• **WHAT IS ASKED**
Search the material below for the word "background". Copy every line that has it.

(Extracted records)
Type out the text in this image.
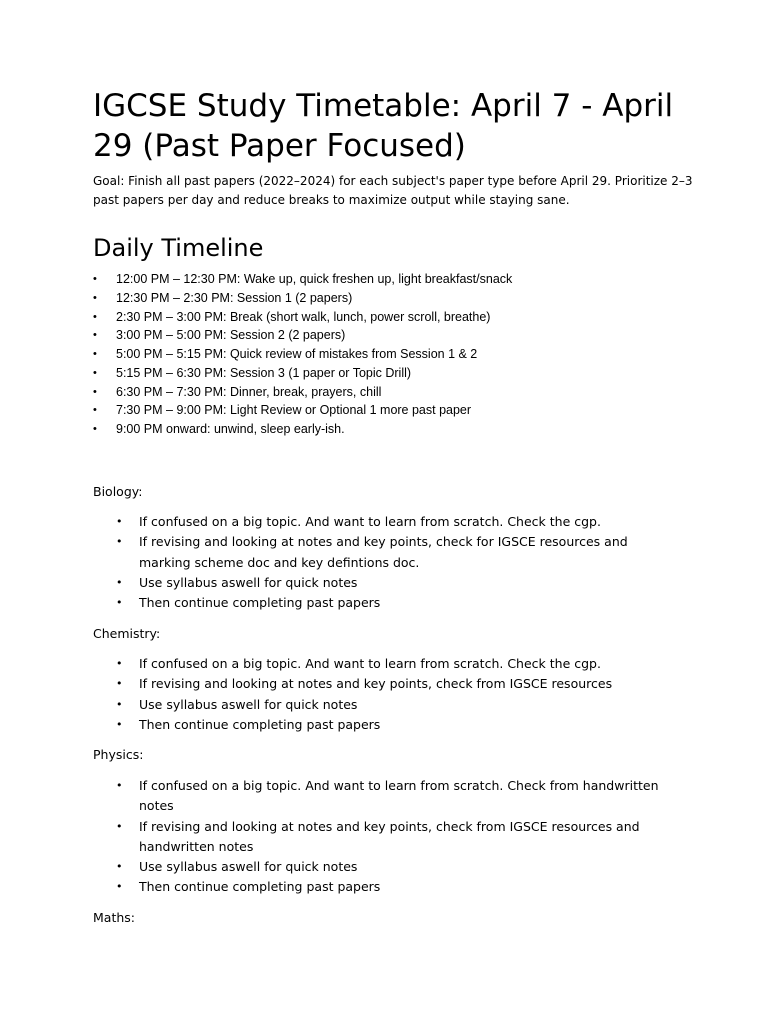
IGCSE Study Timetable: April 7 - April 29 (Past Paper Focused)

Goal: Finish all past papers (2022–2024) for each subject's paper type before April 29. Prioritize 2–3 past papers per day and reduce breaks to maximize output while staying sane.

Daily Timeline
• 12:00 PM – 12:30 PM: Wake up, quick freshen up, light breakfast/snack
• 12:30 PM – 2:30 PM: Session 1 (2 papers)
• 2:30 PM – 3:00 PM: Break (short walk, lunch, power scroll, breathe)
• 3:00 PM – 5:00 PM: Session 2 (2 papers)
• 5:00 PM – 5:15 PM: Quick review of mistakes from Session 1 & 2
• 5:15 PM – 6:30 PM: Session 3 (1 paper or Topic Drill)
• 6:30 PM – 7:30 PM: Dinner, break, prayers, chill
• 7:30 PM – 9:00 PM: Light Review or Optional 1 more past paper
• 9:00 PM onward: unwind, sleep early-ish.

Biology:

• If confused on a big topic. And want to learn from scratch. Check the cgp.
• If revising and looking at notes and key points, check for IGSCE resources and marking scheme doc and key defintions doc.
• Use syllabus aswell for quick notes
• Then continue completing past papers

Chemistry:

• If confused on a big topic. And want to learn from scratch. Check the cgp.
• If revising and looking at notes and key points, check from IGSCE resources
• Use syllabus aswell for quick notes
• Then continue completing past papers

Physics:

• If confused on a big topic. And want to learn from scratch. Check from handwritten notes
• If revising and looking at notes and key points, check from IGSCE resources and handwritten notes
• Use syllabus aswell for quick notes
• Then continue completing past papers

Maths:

--

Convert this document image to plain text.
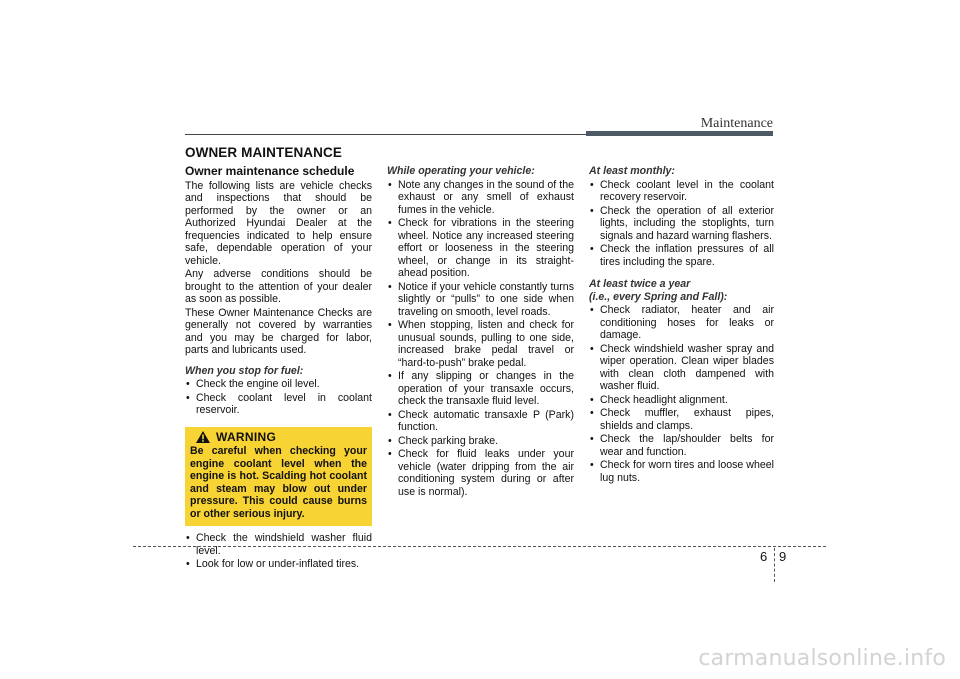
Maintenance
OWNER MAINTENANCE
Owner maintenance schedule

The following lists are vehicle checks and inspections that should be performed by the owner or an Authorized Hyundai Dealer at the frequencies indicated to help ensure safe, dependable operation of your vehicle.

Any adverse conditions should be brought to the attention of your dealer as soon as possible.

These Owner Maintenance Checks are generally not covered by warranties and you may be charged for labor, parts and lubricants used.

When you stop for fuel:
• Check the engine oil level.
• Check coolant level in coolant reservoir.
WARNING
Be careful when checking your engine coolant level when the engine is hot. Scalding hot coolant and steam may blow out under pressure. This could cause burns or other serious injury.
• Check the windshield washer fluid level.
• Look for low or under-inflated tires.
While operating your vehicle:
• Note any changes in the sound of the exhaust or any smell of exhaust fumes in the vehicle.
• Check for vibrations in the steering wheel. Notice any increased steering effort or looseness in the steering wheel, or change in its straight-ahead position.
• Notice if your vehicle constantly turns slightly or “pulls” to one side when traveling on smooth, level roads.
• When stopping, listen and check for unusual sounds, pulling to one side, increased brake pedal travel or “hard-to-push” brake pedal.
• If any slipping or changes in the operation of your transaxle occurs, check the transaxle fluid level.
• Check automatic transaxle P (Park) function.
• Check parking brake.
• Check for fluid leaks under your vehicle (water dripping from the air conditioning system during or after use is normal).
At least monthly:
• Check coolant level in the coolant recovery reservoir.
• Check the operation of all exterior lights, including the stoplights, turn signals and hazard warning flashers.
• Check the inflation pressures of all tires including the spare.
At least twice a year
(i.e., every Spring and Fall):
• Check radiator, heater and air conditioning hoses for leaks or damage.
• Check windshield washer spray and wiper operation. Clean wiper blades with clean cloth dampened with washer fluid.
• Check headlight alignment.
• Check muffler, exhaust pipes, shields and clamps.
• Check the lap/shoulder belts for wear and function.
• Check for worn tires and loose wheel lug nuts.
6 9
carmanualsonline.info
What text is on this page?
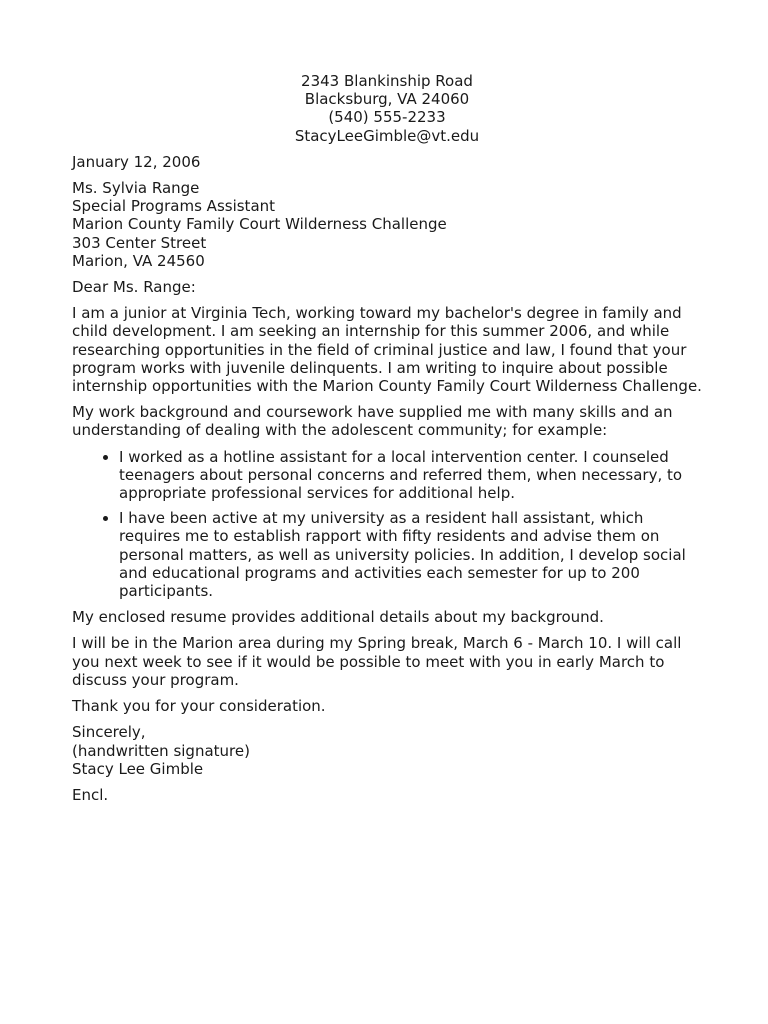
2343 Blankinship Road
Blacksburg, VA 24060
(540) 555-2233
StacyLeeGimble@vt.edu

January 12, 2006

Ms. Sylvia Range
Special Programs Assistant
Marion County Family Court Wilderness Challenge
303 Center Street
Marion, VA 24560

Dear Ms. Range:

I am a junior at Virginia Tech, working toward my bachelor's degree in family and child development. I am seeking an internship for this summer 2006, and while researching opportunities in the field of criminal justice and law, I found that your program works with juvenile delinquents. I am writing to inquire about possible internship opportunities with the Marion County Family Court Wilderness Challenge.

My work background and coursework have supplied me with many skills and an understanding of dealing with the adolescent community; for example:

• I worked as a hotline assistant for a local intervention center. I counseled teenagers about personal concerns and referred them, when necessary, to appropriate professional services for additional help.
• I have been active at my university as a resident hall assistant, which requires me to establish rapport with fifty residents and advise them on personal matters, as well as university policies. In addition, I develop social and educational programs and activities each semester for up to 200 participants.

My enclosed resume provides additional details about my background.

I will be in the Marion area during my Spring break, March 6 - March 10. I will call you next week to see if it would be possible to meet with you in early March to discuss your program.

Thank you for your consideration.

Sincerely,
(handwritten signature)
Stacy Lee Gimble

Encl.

• **ANSWER TO THIS PROBLEM**
My work background and coursework have supplied me with many skills and an understanding of dealing with the adolescent community; for example:
My enclosed resume provides additional details about my background.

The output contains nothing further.